* **Exercise task**
Copy the listing verbatim, excluding any images found in it.

[Entries from a dataset]
______________________________
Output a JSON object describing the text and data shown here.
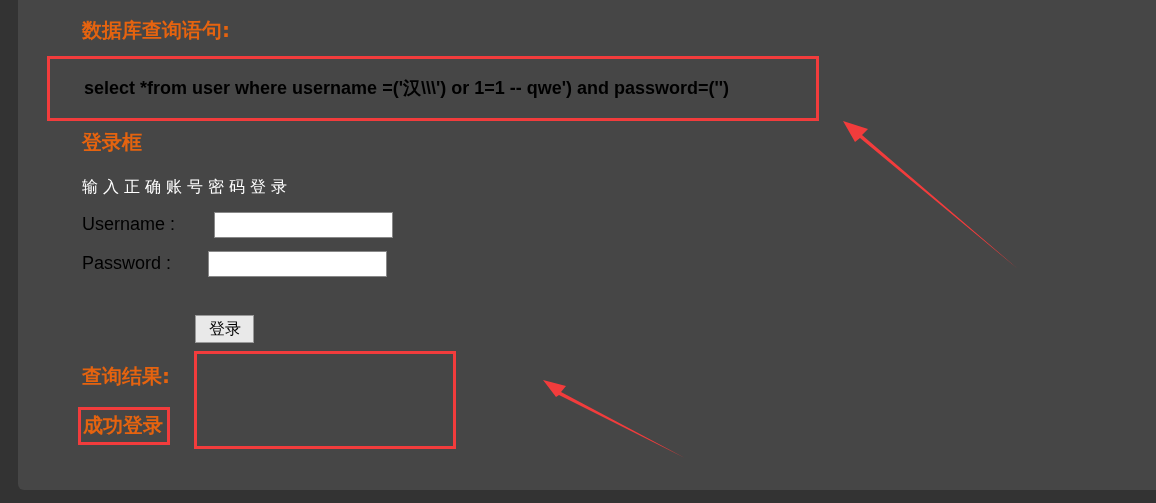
{
  "query_section": {
    "heading": "数据库查询语句:",
    "statement": "select *from user where username =('汉\\\\\\') or 1=1 -- qwe') and password=('')"
  },
  "login_section": {
    "heading": "登录框",
    "instruction": "输入正确账号密码登录",
    "fields": [
      {
        "label": "Username :"
      },
      {
        "label": "Password :"
      }
    ],
    "button": "登录"
  },
  "result_section": {
    "heading": "查询结果:",
    "message": "成功登录"
  }
}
______________________________
* **Complete response**
Output a JSON object describing the text and data shown here.
{
  "query_section": {
    "heading": "数据库查询语句:",
    "statement": "select *from user where username =('汉\\\\\\') or 1=1 -- qwe') and password=('')"
  },
  "login_section": {
    "heading": "登录框",
    "instruction": "输入正确账号密码登录",
    "fields": [
      {
        "label": "Username :"
      },
      {
        "label": "Password :"
      }
    ],
    "button": "登录"
  },
  "result_section": {
    "heading": "查询结果:",
    "message": "成功登录"
  }
}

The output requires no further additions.